Reproduce every one of the following rows word for word, without changing any character.
---- THE RECORDS
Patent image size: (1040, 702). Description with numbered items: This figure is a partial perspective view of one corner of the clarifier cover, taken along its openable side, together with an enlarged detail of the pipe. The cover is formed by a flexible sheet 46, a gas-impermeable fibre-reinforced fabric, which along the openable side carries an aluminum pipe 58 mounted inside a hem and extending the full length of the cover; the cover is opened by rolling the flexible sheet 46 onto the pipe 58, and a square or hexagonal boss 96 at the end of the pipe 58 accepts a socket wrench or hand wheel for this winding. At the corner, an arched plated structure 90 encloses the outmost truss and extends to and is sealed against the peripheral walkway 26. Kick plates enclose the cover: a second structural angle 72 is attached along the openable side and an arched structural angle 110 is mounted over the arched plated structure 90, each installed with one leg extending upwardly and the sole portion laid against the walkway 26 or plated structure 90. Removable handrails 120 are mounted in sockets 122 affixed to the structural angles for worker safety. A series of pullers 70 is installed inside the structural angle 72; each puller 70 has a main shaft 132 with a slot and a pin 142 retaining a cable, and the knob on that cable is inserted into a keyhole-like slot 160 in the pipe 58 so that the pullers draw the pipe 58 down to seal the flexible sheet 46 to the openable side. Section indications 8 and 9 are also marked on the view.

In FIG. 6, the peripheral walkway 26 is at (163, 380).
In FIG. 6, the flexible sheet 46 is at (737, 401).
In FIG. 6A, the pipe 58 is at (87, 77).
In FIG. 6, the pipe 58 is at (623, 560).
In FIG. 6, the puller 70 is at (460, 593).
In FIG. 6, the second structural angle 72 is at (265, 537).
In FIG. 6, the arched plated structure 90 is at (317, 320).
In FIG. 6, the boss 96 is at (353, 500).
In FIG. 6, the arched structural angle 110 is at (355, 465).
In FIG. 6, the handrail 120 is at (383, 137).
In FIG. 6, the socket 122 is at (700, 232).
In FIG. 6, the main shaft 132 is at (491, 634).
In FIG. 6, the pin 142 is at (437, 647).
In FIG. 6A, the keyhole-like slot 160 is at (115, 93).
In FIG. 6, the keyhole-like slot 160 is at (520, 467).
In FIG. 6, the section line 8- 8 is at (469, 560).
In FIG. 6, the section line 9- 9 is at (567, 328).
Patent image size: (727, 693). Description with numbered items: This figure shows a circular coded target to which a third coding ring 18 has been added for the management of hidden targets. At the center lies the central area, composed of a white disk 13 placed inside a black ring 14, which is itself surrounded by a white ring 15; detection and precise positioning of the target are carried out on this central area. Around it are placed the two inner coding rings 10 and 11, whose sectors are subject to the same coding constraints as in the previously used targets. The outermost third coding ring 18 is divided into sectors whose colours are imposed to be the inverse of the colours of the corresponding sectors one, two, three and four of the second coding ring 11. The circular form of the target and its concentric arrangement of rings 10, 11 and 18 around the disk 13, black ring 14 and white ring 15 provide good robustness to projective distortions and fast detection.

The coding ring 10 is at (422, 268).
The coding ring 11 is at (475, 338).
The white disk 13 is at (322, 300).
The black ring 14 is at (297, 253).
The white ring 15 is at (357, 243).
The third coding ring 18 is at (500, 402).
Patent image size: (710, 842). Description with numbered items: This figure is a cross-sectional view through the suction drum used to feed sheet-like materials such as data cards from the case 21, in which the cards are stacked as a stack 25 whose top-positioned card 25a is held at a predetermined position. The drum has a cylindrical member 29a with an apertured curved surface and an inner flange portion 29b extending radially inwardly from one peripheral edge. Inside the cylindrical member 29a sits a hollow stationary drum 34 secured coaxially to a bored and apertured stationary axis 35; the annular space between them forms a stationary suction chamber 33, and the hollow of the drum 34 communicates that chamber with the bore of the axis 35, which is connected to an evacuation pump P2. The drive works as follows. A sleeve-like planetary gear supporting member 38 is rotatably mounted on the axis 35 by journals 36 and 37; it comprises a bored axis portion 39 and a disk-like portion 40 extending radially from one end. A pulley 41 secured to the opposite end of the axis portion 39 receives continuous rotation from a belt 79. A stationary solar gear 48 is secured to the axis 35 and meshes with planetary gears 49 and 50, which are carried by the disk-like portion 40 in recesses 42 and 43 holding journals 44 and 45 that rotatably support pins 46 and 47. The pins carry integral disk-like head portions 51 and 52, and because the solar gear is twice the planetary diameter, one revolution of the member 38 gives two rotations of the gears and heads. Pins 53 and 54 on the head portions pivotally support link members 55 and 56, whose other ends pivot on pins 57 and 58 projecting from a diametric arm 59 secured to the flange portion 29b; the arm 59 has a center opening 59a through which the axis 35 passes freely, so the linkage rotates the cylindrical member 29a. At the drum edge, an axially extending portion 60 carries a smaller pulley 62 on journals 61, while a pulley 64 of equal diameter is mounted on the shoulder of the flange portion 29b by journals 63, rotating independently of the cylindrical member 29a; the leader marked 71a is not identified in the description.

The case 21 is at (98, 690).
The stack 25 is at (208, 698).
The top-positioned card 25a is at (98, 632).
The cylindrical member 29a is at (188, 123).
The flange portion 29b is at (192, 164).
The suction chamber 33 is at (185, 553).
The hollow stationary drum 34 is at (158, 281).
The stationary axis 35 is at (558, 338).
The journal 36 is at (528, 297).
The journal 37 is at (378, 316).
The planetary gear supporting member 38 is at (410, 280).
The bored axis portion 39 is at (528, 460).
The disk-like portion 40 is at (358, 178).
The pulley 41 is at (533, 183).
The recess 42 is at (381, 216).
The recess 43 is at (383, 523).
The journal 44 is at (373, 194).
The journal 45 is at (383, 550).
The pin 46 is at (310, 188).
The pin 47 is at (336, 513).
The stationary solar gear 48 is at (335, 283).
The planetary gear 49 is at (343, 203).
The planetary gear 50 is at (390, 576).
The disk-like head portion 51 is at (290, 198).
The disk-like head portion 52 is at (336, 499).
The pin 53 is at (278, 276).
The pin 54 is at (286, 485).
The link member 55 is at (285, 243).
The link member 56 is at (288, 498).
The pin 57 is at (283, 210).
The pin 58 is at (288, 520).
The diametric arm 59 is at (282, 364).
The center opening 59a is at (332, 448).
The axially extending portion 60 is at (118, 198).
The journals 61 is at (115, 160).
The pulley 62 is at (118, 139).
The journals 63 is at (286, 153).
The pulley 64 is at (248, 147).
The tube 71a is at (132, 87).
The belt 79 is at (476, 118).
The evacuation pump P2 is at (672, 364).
--------
(FINAL RESULT)
Patent image size: (1040, 702). Description with numbered items: This figure is a partial perspective view of one corner of the clarifier cover, taken along its openable side, together with an enlarged detail of the pipe. The cover is formed by a flexible sheet 46, a gas-impermeable fibre-reinforced fabric, which along the openable side carries an aluminum pipe 58 mounted inside a hem and extending the full length of the cover; the cover is opened by rolling the flexible sheet 46 onto the pipe 58, and a square or hexagonal boss 96 at the end of the pipe 58 accepts a socket wrench or hand wheel for this winding. At the corner, an arched plated structure 90 encloses the outmost truss and extends to and is sealed against the peripheral walkway 26. Kick plates enclose the cover: a second structural angle 72 is attached along the openable side and an arched structural angle 110 is mounted over the arched plated structure 90, each installed with one leg extending upwardly and the sole portion laid against the walkway 26 or plated structure 90. Removable handrails 120 are mounted in sockets 122 affixed to the structural angles for worker safety. A series of pullers 70 is installed inside the structural angle 72; each puller 70 has a main shaft 132 with a slot and a pin 142 retaining a cable, and the knob on that cable is inserted into a keyhole-like slot 160 in the pipe 58 so that the pullers draw the pipe 58 down to seal the flexible sheet 46 to the openable side. Section indications 8 and 9 are also marked on the view.

In FIG. 6, the peripheral walkway 26 is at (163, 380).
In FIG. 6, the flexible sheet 46 is at (737, 401).
In FIG. 6A, the pipe 58 is at (87, 77).
In FIG. 6, the pipe 58 is at (623, 560).
In FIG. 6, the puller 70 is at (460, 593).
In FIG. 6, the second structural angle 72 is at (265, 537).
In FIG. 6, the arched plated structure 90 is at (317, 320).
In FIG. 6, the boss 96 is at (353, 500).
In FIG. 6, the arched structural angle 110 is at (355, 465).
In FIG. 6, the handrail 120 is at (383, 137).
In FIG. 6, the socket 122 is at (700, 232).
In FIG. 6, the main shaft 132 is at (491, 634).
In FIG. 6, the pin 142 is at (437, 647).
In FIG. 6A, the keyhole-like slot 160 is at (115, 93).
In FIG. 6, the keyhole-like slot 160 is at (520, 467).
In FIG. 6, the section line 8- 8 is at (469, 560).
In FIG. 6, the section line 9- 9 is at (567, 328).
Patent image size: (727, 693). Description with numbered items: This figure shows a circular coded target to which a third coding ring 18 has been added for the management of hidden targets. At the center lies the central area, composed of a white disk 13 placed inside a black ring 14, which is itself surrounded by a white ring 15; detection and precise positioning of the target are carried out on this central area. Around it are placed the two inner coding rings 10 and 11, whose sectors are subject to the same coding constraints as in the previously used targets. The outermost third coding ring 18 is divided into sectors whose colours are imposed to be the inverse of the colours of the corresponding sectors one, two, three and four of the second coding ring 11. The circular form of the target and its concentric arrangement of rings 10, 11 and 18 around the disk 13, black ring 14 and white ring 15 provide good robustness to projective distortions and fast detection.

The coding ring 10 is at (422, 268).
The coding ring 11 is at (475, 338).
The white disk 13 is at (322, 300).
The black ring 14 is at (297, 253).
The white ring 15 is at (357, 243).
The third coding ring 18 is at (500, 402).
Patent image size: (710, 842). Description with numbered items: This figure is a cross-sectional view through the suction drum used to feed sheet-like materials such as data cards from the case 21, in which the cards are stacked as a stack 25 whose top-positioned card 25a is held at a predetermined position. The drum has a cylindrical member 29a with an apertured curved surface and an inner flange portion 29b extending radially inwardly from one peripheral edge. Inside the cylindrical member 29a sits a hollow stationary drum 34 secured coaxially to a bored and apertured stationary axis 35; the annular space between them forms a stationary suction chamber 33, and the hollow of the drum 34 communicates that chamber with the bore of the axis 35, which is connected to an evacuation pump P2. The drive works as follows. A sleeve-like planetary gear supporting member 38 is rotatably mounted on the axis 35 by journals 36 and 37; it comprises a bored axis portion 39 and a disk-like portion 40 extending radially from one end. A pulley 41 secured to the opposite end of the axis portion 39 receives continuous rotation from a belt 79. A stationary solar gear 48 is secured to the axis 35 and meshes with planetary gears 49 and 50, which are carried by the disk-like portion 40 in recesses 42 and 43 holding journals 44 and 45 that rotatably support pins 46 and 47. The pins carry integral disk-like head portions 51 and 52, and because the solar gear is twice the planetary diameter, one revolution of the member 38 gives two rotations of the gears and heads. Pins 53 and 54 on the head portions pivotally support link members 55 and 56, whose other ends pivot on pins 57 and 58 projecting from a diametric arm 59 secured to the flange portion 29b; the arm 59 has a center opening 59a through which the axis 35 passes freely, so the linkage rotates the cylindrical member 29a. At the drum edge, an axially extending portion 60 carries a smaller pulley 62 on journals 61, while a pulley 64 of equal diameter is mounted on the shoulder of the flange portion 29b by journals 63, rotating independently of the cylindrical member 29a; the leader marked 71a is not identified in the description.

The case 21 is at (98, 690).
The stack 25 is at (208, 698).
The top-positioned card 25a is at (98, 632).
The cylindrical member 29a is at (188, 123).
The flange portion 29b is at (192, 164).
The suction chamber 33 is at (185, 553).
The hollow stationary drum 34 is at (158, 281).
The stationary axis 35 is at (558, 338).
The journal 36 is at (528, 297).
The journal 37 is at (378, 316).
The planetary gear supporting member 38 is at (410, 280).
The bored axis portion 39 is at (528, 460).
The disk-like portion 40 is at (358, 178).
The pulley 41 is at (533, 183).
The recess 42 is at (381, 216).
The recess 43 is at (383, 523).
The journal 44 is at (373, 194).
The journal 45 is at (383, 550).
The pin 46 is at (310, 188).
The pin 47 is at (336, 513).
The stationary solar gear 48 is at (335, 283).
The planetary gear 49 is at (343, 203).
The planetary gear 50 is at (390, 576).
The disk-like head portion 51 is at (290, 198).
The disk-like head portion 52 is at (336, 499).
The pin 53 is at (278, 276).
The pin 54 is at (286, 485).
The link member 55 is at (285, 243).
The link member 56 is at (288, 498).
The pin 57 is at (283, 210).
The pin 58 is at (288, 520).
The diametric arm 59 is at (282, 364).
The center opening 59a is at (332, 448).
The axially extending portion 60 is at (118, 198).
The journals 61 is at (115, 160).
The pulley 62 is at (118, 139).
The journals 63 is at (286, 153).
The pulley 64 is at (248, 147).
The tube 71a is at (132, 87).
The belt 79 is at (476, 118).
The evacuation pump P2 is at (672, 364).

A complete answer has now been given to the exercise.